Exercise aim: Look through the records below and collect all lines that hold the string "image".

Stored data:
────

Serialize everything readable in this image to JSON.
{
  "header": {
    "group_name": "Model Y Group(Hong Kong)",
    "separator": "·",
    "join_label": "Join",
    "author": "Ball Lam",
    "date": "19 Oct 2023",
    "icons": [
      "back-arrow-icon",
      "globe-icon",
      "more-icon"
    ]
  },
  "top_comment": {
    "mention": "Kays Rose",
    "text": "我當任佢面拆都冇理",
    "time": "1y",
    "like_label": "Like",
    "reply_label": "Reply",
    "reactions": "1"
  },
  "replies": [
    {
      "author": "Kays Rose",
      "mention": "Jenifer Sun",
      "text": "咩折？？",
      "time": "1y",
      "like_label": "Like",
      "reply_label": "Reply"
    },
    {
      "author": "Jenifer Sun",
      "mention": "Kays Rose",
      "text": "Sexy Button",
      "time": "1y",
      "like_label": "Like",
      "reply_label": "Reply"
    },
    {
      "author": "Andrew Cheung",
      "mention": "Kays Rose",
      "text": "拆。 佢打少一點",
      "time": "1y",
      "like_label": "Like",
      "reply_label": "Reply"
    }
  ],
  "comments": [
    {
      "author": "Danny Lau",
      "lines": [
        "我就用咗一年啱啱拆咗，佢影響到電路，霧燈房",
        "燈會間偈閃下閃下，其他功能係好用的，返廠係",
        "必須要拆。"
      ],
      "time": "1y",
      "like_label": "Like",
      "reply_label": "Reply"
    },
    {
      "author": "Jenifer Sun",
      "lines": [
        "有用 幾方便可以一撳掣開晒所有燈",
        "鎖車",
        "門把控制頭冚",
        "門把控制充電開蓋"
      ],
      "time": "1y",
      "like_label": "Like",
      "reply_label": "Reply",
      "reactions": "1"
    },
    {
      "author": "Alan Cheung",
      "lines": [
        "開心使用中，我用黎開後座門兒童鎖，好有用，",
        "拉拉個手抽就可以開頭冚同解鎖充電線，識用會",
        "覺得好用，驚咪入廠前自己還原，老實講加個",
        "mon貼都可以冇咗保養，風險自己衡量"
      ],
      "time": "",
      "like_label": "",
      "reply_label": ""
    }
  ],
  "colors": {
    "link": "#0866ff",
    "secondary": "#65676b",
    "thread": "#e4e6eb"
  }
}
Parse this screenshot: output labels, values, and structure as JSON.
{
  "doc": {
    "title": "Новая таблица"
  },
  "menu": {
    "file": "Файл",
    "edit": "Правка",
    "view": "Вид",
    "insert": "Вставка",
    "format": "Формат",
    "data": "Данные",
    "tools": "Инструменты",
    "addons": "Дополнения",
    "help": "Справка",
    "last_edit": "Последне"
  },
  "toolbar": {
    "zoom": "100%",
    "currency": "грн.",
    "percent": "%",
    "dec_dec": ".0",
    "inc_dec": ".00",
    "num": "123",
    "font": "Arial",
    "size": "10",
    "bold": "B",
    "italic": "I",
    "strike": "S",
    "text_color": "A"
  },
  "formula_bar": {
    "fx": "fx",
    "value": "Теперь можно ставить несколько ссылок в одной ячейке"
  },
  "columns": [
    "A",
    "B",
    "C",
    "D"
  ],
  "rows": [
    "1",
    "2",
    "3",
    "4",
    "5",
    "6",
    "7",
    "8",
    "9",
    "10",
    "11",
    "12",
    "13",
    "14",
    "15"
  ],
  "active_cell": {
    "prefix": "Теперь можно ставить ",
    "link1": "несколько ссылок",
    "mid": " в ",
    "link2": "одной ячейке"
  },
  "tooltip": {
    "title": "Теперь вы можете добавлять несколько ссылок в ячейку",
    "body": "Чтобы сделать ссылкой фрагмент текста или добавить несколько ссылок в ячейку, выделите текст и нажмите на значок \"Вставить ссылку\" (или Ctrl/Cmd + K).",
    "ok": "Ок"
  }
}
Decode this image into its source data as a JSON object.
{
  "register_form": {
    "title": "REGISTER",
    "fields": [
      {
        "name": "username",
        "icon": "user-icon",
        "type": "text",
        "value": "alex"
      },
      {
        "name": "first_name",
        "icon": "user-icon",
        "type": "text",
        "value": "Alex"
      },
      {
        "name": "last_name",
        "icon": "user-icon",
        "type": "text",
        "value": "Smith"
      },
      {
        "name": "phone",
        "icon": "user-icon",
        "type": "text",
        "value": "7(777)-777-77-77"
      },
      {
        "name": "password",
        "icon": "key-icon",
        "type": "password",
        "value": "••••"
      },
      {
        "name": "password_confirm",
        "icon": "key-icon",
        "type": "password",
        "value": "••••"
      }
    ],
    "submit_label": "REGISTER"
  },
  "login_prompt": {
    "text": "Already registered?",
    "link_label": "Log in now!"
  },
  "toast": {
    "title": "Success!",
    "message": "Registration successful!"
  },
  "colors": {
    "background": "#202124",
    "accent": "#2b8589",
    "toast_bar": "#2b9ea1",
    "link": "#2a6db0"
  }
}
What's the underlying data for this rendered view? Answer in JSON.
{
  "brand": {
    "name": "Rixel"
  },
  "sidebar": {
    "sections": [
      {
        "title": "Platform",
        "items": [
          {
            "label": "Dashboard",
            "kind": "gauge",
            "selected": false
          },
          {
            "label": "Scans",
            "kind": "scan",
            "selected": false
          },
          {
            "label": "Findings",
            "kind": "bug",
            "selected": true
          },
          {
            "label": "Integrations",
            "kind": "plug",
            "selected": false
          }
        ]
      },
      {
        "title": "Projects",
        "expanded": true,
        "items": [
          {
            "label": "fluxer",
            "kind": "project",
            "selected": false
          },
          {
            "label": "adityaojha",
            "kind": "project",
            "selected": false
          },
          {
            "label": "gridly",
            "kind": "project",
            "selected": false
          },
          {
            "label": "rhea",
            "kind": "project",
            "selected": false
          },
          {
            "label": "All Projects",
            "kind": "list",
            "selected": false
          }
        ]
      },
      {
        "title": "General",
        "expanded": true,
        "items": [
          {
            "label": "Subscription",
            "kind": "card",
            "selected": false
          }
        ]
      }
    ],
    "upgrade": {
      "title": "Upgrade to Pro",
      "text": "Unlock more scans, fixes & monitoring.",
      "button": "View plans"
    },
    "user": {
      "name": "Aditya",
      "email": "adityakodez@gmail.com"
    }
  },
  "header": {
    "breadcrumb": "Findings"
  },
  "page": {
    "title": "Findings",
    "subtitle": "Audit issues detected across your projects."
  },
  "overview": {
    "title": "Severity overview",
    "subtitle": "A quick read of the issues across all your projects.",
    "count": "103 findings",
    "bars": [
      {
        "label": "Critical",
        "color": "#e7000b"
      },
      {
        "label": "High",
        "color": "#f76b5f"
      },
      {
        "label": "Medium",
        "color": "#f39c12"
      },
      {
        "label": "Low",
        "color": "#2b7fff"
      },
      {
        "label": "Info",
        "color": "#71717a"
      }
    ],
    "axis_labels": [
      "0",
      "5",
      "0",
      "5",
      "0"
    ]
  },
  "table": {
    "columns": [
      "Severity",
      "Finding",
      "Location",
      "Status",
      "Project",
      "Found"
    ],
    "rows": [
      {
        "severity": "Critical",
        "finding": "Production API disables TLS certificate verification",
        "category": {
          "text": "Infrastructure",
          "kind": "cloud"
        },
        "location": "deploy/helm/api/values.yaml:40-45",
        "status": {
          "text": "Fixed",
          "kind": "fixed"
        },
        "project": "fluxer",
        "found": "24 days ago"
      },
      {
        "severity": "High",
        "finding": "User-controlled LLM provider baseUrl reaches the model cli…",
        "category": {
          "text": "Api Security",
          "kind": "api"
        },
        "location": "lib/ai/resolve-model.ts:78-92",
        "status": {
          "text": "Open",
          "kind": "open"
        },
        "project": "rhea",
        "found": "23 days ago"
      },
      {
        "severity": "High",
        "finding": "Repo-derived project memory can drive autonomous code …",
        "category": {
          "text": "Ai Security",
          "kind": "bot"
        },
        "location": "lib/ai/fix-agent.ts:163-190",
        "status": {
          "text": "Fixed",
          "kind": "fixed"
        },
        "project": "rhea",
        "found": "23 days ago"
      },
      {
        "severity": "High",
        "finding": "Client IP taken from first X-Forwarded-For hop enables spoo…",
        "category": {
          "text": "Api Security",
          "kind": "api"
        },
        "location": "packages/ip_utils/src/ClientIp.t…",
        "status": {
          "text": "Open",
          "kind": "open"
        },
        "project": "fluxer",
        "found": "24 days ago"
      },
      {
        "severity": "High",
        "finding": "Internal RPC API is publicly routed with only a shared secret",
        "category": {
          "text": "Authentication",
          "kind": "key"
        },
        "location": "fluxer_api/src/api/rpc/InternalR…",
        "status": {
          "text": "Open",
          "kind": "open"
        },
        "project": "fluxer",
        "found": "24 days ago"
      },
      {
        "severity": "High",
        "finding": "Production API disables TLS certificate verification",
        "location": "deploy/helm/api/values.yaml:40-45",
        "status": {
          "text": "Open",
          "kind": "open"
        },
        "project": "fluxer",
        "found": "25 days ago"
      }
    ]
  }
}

────

Full output:
Serialize everything readable in this image to JSON.
Decode this image into its source data as a JSON object.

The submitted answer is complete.